# Job 1
In the camera discussion, what happens to the mirror of a DSLR while it shoots video?

# Quoted text
The new DSLR camera released by Canon, 760D, has capability of recording HDR movie. My question is how does this work? In still photography, when setting the camera to HDR, the camera will take 3 shots (the mirror will flip 3 times), with different shutter speed to adjust the exposure and then process it to combine into 1 picture.

For movie, definitely the mirror will need to be flipped all the time while simultaneously need to record at different exposure level. So how does the camera manage to handle this?

  • 1
    For DSLRs, when shooting video the mirror does not cycle between each frame, it stays up the entire time. In fact, the shutter does not cycle between each frame either: it stays open. The sensor is read out electronically at specified intervals.
    – Michael C
    Jun 5, 2015 at 0:18
  • @MichaelClark Sounds great. Why not converting this into an answer?
    – p2or
    Jun 5, 2015 at 12:48
  • Because it doesn't really answer the crux of your question: it merely addresses one of your mistaken assumptions.

# Provided data

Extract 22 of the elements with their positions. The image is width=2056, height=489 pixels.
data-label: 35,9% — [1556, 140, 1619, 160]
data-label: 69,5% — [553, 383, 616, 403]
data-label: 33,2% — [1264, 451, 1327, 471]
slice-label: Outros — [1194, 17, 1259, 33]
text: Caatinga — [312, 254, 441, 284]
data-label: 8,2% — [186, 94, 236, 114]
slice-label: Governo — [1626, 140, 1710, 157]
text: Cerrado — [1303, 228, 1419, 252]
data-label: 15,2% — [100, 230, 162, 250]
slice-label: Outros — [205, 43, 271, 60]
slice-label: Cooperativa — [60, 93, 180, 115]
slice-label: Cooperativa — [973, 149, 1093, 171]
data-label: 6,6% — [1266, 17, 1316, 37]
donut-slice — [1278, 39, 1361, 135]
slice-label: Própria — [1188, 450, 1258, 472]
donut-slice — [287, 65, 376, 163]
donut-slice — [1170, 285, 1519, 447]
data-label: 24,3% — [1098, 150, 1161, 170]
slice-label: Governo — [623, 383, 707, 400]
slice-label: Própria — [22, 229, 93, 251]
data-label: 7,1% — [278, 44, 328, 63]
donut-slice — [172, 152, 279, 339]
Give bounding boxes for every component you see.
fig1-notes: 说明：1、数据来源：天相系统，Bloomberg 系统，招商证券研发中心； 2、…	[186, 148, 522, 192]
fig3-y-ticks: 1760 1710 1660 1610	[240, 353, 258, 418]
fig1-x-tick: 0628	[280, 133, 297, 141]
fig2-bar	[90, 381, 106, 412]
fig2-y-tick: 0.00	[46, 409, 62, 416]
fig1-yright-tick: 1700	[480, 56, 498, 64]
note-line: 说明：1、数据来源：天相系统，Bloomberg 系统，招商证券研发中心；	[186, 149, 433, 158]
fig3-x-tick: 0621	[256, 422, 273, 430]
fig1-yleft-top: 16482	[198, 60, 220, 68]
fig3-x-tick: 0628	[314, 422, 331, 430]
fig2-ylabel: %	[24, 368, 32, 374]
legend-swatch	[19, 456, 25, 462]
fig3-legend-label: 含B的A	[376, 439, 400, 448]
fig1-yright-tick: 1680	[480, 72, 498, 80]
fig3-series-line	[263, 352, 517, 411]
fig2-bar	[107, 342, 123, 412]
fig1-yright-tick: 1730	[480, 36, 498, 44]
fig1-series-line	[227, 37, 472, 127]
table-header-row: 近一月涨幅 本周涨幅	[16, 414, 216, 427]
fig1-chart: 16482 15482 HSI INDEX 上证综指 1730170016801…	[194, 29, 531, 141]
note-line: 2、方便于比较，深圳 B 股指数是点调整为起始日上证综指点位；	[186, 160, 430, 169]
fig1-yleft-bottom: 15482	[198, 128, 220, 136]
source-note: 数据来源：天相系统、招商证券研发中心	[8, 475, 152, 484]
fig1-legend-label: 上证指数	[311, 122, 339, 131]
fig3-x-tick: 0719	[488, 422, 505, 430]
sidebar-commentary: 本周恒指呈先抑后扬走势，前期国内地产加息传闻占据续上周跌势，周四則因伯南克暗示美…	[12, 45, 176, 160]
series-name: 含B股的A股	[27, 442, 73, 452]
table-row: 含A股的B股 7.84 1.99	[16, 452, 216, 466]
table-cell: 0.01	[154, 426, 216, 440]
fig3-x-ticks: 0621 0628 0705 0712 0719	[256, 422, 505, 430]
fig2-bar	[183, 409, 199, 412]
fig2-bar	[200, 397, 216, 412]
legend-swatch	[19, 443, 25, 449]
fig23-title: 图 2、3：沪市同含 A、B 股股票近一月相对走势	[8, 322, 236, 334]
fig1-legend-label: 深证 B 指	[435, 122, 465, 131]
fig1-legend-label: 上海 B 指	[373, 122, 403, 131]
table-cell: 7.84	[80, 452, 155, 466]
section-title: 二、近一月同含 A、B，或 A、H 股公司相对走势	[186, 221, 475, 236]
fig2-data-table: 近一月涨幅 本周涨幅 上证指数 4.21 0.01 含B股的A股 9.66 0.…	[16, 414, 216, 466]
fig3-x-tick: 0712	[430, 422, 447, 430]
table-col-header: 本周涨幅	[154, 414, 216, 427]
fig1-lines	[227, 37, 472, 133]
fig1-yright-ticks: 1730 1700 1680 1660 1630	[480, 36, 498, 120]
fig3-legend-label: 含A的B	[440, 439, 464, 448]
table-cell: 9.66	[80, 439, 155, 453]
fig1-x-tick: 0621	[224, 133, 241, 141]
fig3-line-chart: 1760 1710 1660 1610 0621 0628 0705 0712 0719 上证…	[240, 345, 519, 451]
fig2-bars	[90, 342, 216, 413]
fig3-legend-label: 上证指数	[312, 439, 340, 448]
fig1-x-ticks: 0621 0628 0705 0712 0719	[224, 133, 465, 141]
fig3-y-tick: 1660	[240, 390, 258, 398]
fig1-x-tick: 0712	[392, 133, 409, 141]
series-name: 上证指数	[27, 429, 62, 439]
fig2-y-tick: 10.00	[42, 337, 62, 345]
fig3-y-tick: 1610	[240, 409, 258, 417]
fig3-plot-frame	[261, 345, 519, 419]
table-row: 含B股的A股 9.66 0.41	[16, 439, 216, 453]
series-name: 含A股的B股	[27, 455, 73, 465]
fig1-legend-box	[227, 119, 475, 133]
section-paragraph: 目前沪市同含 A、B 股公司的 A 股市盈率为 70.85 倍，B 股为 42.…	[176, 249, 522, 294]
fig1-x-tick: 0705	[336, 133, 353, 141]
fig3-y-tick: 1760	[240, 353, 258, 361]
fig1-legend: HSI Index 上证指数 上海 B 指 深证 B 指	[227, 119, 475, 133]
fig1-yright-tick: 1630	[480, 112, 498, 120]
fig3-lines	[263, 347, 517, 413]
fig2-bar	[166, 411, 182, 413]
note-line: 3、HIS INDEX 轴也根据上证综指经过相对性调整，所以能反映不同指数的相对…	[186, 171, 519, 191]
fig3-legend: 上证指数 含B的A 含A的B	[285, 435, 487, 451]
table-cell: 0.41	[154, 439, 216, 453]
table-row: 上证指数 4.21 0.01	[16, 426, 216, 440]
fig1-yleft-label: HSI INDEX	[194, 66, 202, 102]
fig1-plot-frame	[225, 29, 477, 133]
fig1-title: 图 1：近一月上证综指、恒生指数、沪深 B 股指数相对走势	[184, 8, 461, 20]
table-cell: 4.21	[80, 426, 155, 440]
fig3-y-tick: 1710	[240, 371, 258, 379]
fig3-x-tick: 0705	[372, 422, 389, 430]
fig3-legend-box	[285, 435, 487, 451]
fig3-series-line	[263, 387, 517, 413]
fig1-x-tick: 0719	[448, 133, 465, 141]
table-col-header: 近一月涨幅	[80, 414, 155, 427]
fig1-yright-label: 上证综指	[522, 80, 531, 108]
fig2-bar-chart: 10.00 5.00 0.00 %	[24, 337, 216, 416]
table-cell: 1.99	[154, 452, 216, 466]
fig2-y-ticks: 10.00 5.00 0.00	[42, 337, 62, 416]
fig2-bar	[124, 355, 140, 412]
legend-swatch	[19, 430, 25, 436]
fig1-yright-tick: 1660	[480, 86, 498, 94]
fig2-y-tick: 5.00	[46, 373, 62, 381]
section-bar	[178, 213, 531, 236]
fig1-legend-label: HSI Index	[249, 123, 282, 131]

# Job 2
Please swap "Cooperativa" for "Associação" throughout the records, from their first line through the line containing "fig1-chart: 16482 15482", and give back only those lines with nothing else changed.

# Response 1
It stays up the entire time, without cycling between frames.

# Response 2
Extract 22 of the elements with their positions. The image is width=2056, height=489 pixels.
data-label: 35,9% — [1556, 140, 1619, 160]
data-label: 69,5% — [553, 383, 616, 403]
data-label: 33,2% — [1264, 451, 1327, 471]
slice-label: Outros — [1194, 17, 1259, 33]
text: Caatinga — [312, 254, 441, 284]
data-label: 8,2% — [186, 94, 236, 114]
slice-label: Governo — [1626, 140, 1710, 157]
text: Cerrado — [1303, 228, 1419, 252]
data-label: 15,2% — [100, 230, 162, 250]
slice-label: Outros — [205, 43, 271, 60]
slice-label: Associação — [60, 93, 180, 115]
slice-label: Associação — [973, 149, 1093, 171]
data-label: 6,6% — [1266, 17, 1316, 37]
donut-slice — [1278, 39, 1361, 135]
slice-label: Própria — [1188, 450, 1258, 472]
donut-slice — [287, 65, 376, 163]
donut-slice — [1170, 285, 1519, 447]
data-label: 24,3% — [1098, 150, 1161, 170]
slice-label: Governo — [623, 383, 707, 400]
slice-label: Própria — [22, 229, 93, 251]
data-label: 7,1% — [278, 44, 328, 63]
donut-slice — [172, 152, 279, 339]
Give bounding boxes for every component you see.
fig1-notes: 说明：1、数据来源：天相系统，Bloomberg 系统，招商证券研发中心； 2、…	[186, 148, 522, 192]
fig3-y-ticks: 1760 1710 1660 1610	[240, 353, 258, 418]
fig1-x-tick: 0628	[280, 133, 297, 141]
fig2-bar	[90, 381, 106, 412]
fig2-y-tick: 0.00	[46, 409, 62, 416]
fig1-yright-tick: 1700	[480, 56, 498, 64]
note-line: 说明：1、数据来源：天相系统，Bloomberg 系统，招商证券研发中心；	[186, 149, 433, 158]
fig3-x-tick: 0621	[256, 422, 273, 430]
fig1-yleft-top: 16482	[198, 60, 220, 68]
fig3-x-tick: 0628	[314, 422, 331, 430]
fig2-ylabel: %	[24, 368, 32, 374]
legend-swatch	[19, 456, 25, 462]
fig3-legend-label: 含B的A	[376, 439, 400, 448]
fig1-yright-tick: 1680	[480, 72, 498, 80]
fig3-series-line	[263, 352, 517, 411]
fig2-bar	[107, 342, 123, 412]
fig1-yright-tick: 1730	[480, 36, 498, 44]
fig1-series-line	[227, 37, 472, 127]
table-header-row: 近一月涨幅 本周涨幅	[16, 414, 216, 427]
fig1-chart: 16482 15482 HSI INDEX 上证综指 1730170016801…	[194, 29, 531, 141]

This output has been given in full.